++++ EXERCISE MATERIALS

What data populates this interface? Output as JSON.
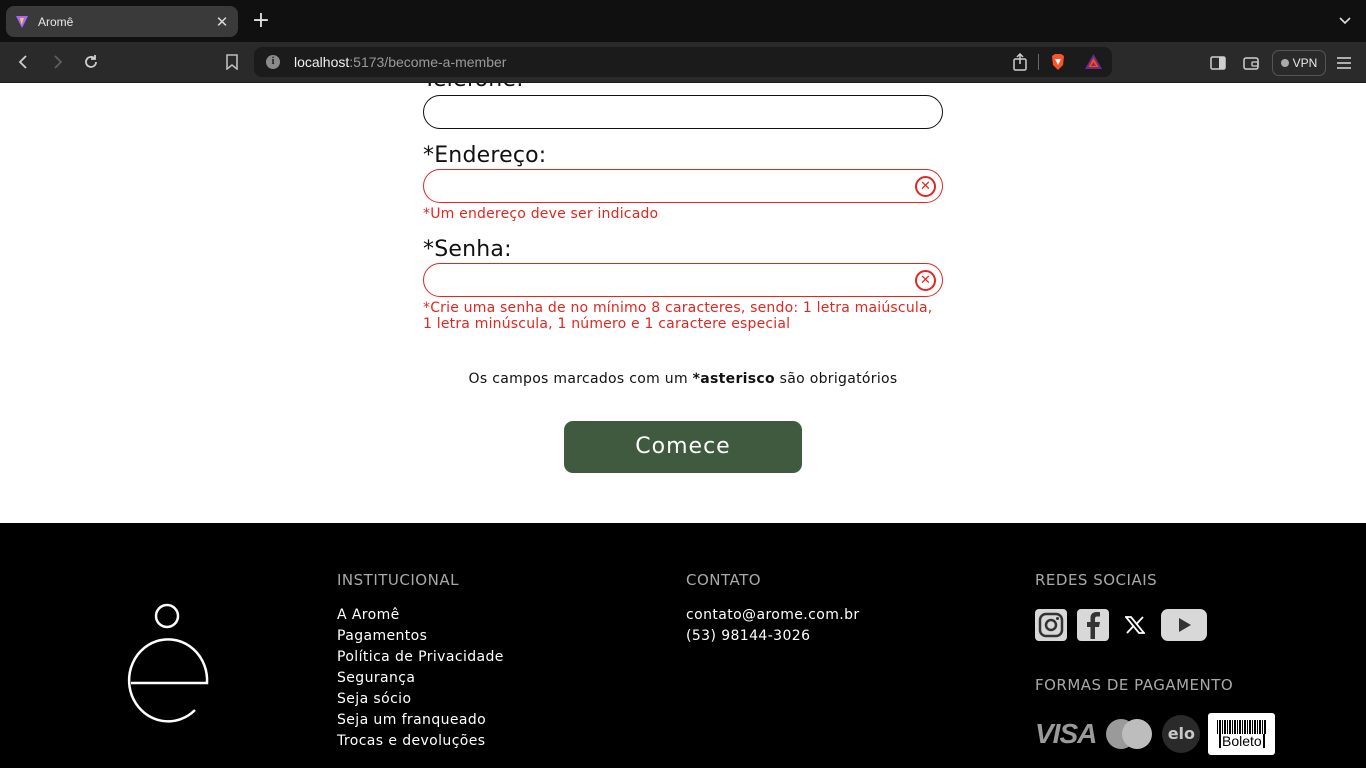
{
  "browser": {
    "tab_title": "Aromê",
    "url_host": "localhost",
    "url_path": ":5173/become-a-member",
    "vpn_label": "VPN"
  },
  "form": {
    "phone_label": "Telefone:",
    "address_label": "*Endereço:",
    "address_error": "*Um endereço deve ser indicado",
    "password_label": "*Senha:",
    "password_error": "*Crie uma senha de no mínimo 8 caracteres, sendo: 1 letra maiúscula, 1 letra minúscula, 1 número e 1 caractere especial",
    "notice_before": "Os campos marcados com um ",
    "notice_bold": "*asterisco",
    "notice_after": " são obrigatórios",
    "submit_label": "Comece",
    "error_color": "#e3261f",
    "button_color": "#3f5a3f"
  },
  "footer": {
    "institutional_heading": "INSTITUCIONAL",
    "institutional_links": [
      "A Aromê",
      "Pagamentos",
      "Política de Privacidade",
      "Segurança",
      "Seja sócio",
      "Seja um franqueado",
      "Trocas e devoluções"
    ],
    "contact_heading": "CONTATO",
    "contact_email": "contato@arome.com.br",
    "contact_phone": "(53) 98144-3026",
    "social_heading": "REDES SOCIAIS",
    "social_icons": [
      "instagram-icon",
      "facebook-icon",
      "x-icon",
      "youtube-icon"
    ],
    "payment_heading": "FORMAS DE PAGAMENTO",
    "payment_visa": "VISA",
    "payment_elo": "elo",
    "payment_boleto": "Boleto"
  }
}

++++++++

→ **WHAT IS ASKED**
With the pictures omitted, reproduce the records in full and exactly.

→ **FINAL RESULT**
What data populates this interface? Output as JSON.
{
  "browser": {
    "tab_title": "Aromê",
    "url_host": "localhost",
    "url_path": ":5173/become-a-member",
    "vpn_label": "VPN"
  },
  "form": {
    "phone_label": "Telefone:",
    "address_label": "*Endereço:",
    "address_error": "*Um endereço deve ser indicado",
    "password_label": "*Senha:",
    "password_error": "*Crie uma senha de no mínimo 8 caracteres, sendo: 1 letra maiúscula, 1 letra minúscula, 1 número e 1 caractere especial",
    "notice_before": "Os campos marcados com um ",
    "notice_bold": "*asterisco",
    "notice_after": " são obrigatórios",
    "submit_label": "Comece",
    "error_color": "#e3261f",
    "button_color": "#3f5a3f"
  },
  "footer": {
    "institutional_heading": "INSTITUCIONAL",
    "institutional_links": [
      "A Aromê",
      "Pagamentos",
      "Política de Privacidade",
      "Segurança",
      "Seja sócio",
      "Seja um franqueado",
      "Trocas e devoluções"
    ],
    "contact_heading": "CONTATO",
    "contact_email": "contato@arome.com.br",
    "contact_phone": "(53) 98144-3026",
    "social_heading": "REDES SOCIAIS",
    "social_icons": [
      "instagram-icon",
      "facebook-icon",
      "x-icon",
      "youtube-icon"
    ],
    "payment_heading": "FORMAS DE PAGAMENTO",
    "payment_visa": "VISA",
    "payment_elo": "elo",
    "payment_boleto": "Boleto"
  }
}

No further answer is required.